** START OF ENTRIES SHOWN **
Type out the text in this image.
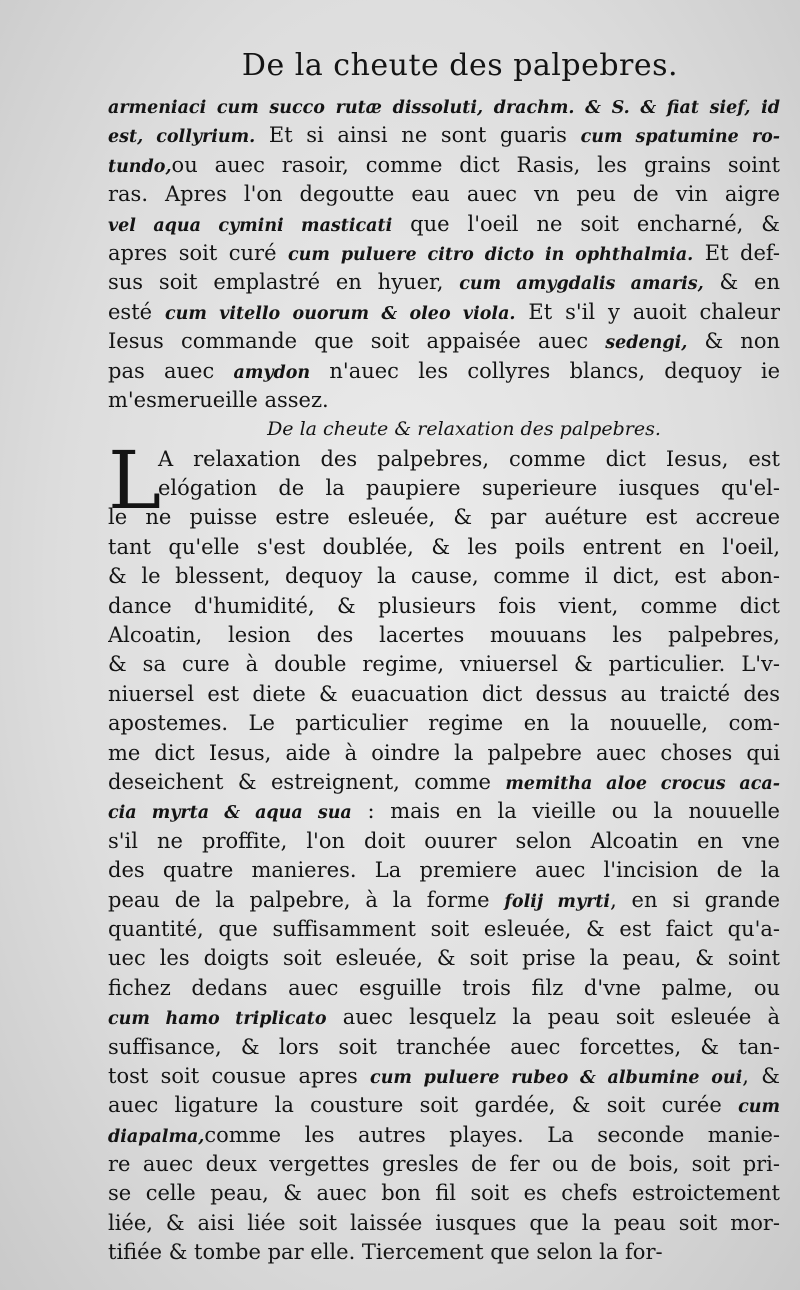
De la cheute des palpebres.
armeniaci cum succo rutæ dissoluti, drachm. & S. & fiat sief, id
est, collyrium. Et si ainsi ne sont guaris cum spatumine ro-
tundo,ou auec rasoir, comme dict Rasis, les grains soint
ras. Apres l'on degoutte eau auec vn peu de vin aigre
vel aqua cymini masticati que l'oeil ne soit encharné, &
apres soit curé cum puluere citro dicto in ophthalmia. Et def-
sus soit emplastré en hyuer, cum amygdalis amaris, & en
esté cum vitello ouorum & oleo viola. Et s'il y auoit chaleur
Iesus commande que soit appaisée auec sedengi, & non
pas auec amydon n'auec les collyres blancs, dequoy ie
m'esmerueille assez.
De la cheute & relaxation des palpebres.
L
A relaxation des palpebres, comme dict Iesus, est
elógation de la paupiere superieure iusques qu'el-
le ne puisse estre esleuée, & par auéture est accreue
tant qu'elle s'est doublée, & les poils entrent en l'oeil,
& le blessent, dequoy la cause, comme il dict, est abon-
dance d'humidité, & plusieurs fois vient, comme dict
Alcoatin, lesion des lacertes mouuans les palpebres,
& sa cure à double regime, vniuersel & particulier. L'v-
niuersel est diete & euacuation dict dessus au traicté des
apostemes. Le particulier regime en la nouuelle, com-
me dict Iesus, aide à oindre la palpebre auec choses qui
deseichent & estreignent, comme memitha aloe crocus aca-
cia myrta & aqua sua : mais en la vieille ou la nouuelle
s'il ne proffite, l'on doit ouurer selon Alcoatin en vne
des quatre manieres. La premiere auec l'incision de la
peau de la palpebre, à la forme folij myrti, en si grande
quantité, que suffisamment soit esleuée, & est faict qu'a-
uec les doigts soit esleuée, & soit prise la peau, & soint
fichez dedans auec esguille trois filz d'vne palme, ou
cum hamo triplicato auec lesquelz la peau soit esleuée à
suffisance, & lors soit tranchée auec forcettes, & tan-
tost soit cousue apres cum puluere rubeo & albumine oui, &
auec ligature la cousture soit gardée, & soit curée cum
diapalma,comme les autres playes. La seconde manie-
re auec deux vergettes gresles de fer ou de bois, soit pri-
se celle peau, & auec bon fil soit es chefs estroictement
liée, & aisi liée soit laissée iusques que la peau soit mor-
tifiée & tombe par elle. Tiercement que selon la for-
** END OF ENTRIES SHOWN **
** START OF ENTRIES SHOWN **
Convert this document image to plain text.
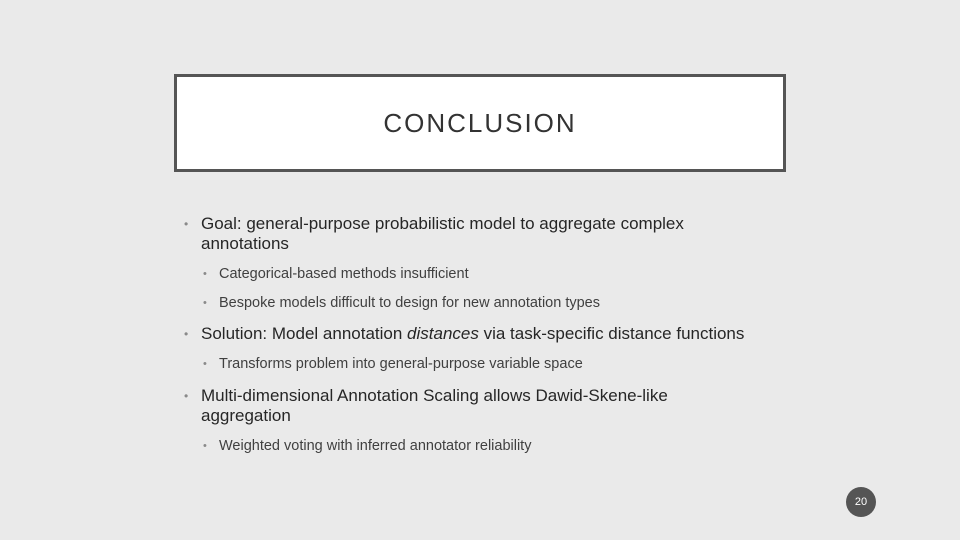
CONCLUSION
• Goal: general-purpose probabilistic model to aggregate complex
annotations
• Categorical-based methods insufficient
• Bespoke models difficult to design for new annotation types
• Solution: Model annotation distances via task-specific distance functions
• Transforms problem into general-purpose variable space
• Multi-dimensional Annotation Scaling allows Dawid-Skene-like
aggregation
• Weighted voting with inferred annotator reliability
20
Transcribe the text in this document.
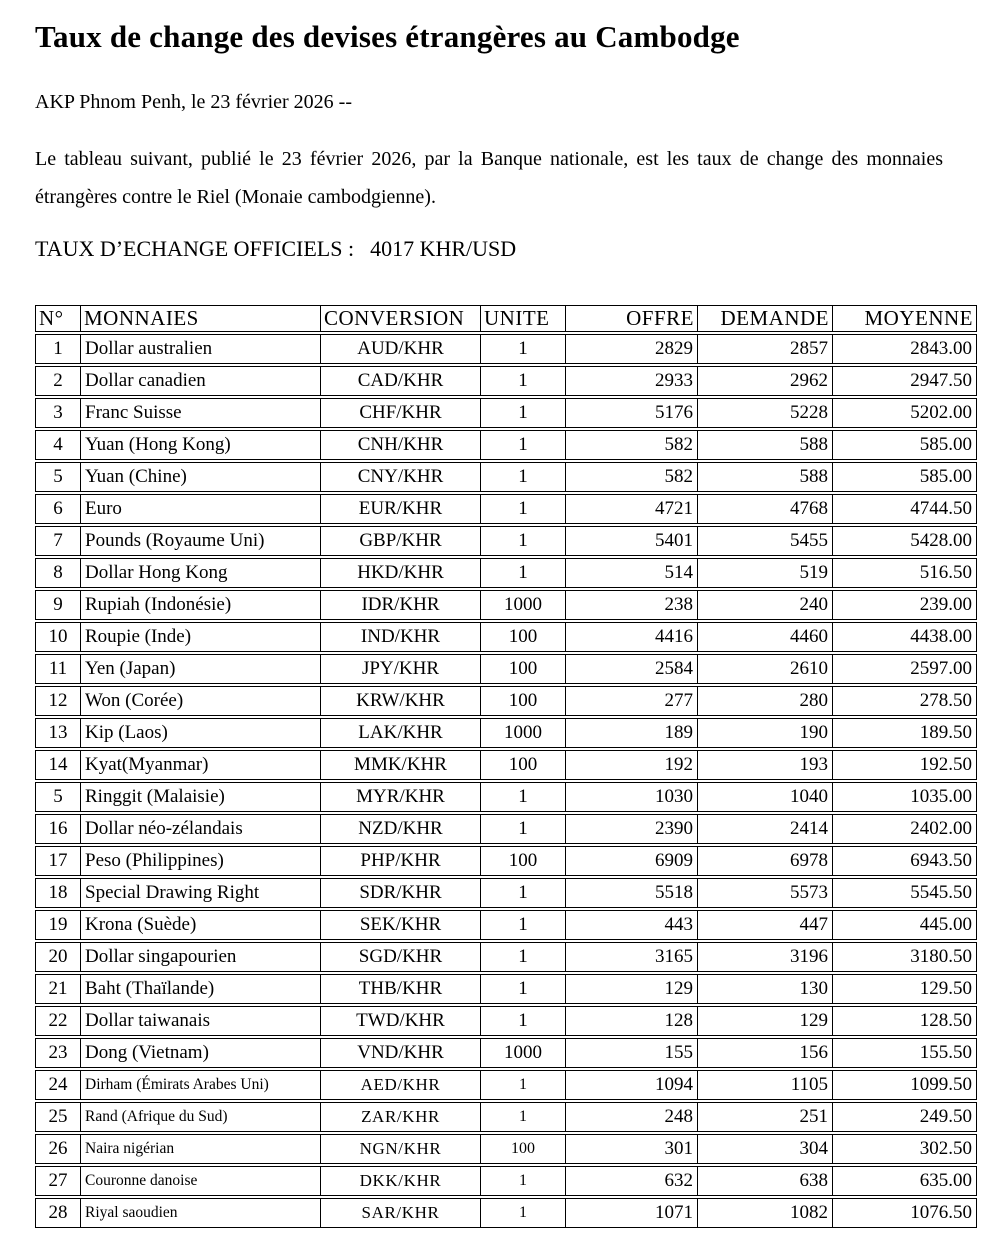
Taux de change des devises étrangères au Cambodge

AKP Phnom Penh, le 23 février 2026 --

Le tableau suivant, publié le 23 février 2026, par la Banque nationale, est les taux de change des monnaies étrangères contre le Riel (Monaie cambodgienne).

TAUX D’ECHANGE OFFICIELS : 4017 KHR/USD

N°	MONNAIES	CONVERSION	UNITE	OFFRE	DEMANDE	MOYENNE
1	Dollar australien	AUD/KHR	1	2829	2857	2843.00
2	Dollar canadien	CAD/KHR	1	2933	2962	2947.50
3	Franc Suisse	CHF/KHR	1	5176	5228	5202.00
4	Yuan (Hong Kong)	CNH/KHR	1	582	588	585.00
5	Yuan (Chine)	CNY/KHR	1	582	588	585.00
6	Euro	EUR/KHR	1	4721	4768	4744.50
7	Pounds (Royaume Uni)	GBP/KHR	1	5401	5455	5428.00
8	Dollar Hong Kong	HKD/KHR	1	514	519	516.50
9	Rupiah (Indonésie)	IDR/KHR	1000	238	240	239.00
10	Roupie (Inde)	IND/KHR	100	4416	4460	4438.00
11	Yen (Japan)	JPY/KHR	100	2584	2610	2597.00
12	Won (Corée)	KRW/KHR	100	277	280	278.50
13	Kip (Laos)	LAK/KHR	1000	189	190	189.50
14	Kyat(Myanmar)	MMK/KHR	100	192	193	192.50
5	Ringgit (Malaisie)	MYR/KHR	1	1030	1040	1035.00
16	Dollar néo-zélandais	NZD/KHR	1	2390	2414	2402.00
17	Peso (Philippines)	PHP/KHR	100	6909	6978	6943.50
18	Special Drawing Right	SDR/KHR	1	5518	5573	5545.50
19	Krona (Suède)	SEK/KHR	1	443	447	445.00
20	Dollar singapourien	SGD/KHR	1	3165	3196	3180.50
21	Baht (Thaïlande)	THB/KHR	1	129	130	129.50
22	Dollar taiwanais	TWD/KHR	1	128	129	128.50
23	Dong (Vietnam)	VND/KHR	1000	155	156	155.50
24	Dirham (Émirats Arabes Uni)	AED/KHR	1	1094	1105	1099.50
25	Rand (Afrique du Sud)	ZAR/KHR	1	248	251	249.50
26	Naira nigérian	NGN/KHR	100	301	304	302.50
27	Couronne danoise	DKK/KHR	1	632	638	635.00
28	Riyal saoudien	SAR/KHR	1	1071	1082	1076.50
** END OF ENTRIES SHOWN **
### EXERCISE OBJECTIVE
Go through the listing above and locate each line that holds the word "general". Copy those lines.

### ANSWER IN FULL
• Goal: general-purpose probabilistic model to aggregate complex
• Transforms problem into general-purpose variable space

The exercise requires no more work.